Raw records
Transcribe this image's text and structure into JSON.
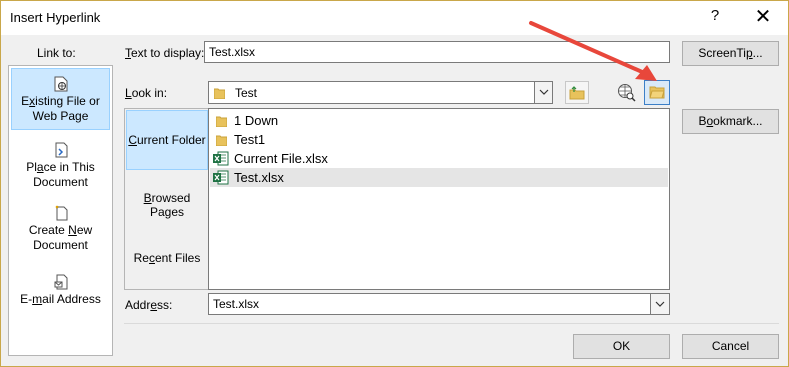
{
  "window": {
    "title": "Insert Hyperlink",
    "help": "?",
    "close": "✕"
  },
  "link_to": {
    "heading": "Link to:",
    "items": [
      {
        "label_pre": "",
        "label_u": "x",
        "label_post": "isting File or",
        "label2": "Web Page",
        "full": "Existing File or Web Page",
        "icon": "file-globe-icon",
        "selected": true
      },
      {
        "label_pre": "Pl",
        "label_u": "a",
        "label_post": "ce in This",
        "label2": "Document",
        "full": "Place in This Document",
        "icon": "document-arrow-icon"
      },
      {
        "label_pre": "Create ",
        "label_u": "N",
        "label_post": "ew",
        "label2": "Document",
        "full": "Create New Document",
        "icon": "new-document-icon"
      },
      {
        "label_pre": "E-",
        "label_u": "m",
        "label_post": "ail Address",
        "label2": "",
        "full": "E-mail Address",
        "icon": "email-icon"
      }
    ]
  },
  "text_to_display": {
    "label_u": "T",
    "label_rest": "ext to display:",
    "value": "Test.xlsx"
  },
  "screentip": {
    "label_pre": "ScreenTi",
    "label_u": "p",
    "label_post": "..."
  },
  "look_in": {
    "label_pre": "",
    "label_u": "L",
    "label_post": "ook in:",
    "value": "Test"
  },
  "nav": [
    {
      "label_pre": "",
      "label_u": "C",
      "label_post": "urrent Folder",
      "selected": true
    },
    {
      "label_pre": "",
      "label_u": "B",
      "label_post": "rowsed Pages"
    },
    {
      "label_pre": "Re",
      "label_u": "c",
      "label_post": "ent Files"
    }
  ],
  "files": [
    {
      "name": "1 Down",
      "type": "folder"
    },
    {
      "name": "Test1",
      "type": "folder"
    },
    {
      "name": "Current File.xlsx",
      "type": "excel"
    },
    {
      "name": "Test.xlsx",
      "type": "excel",
      "selected": true
    }
  ],
  "bookmark": {
    "label_pre": "B",
    "label_u": "o",
    "label_post": "okmark..."
  },
  "address": {
    "label_pre": "Addr",
    "label_u": "e",
    "label_post": "ss:",
    "value": "Test.xlsx"
  },
  "buttons": {
    "ok": "OK",
    "cancel": "Cancel"
  },
  "colors": {
    "accent_selection": "#cce8ff",
    "annotation_arrow": "#e8473b",
    "folder_yellow": "#e8c25c",
    "excel_green": "#1f7244"
  }
}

■ **The task**: Give only the number of lines that include the word "icon".

■ **Result**: 4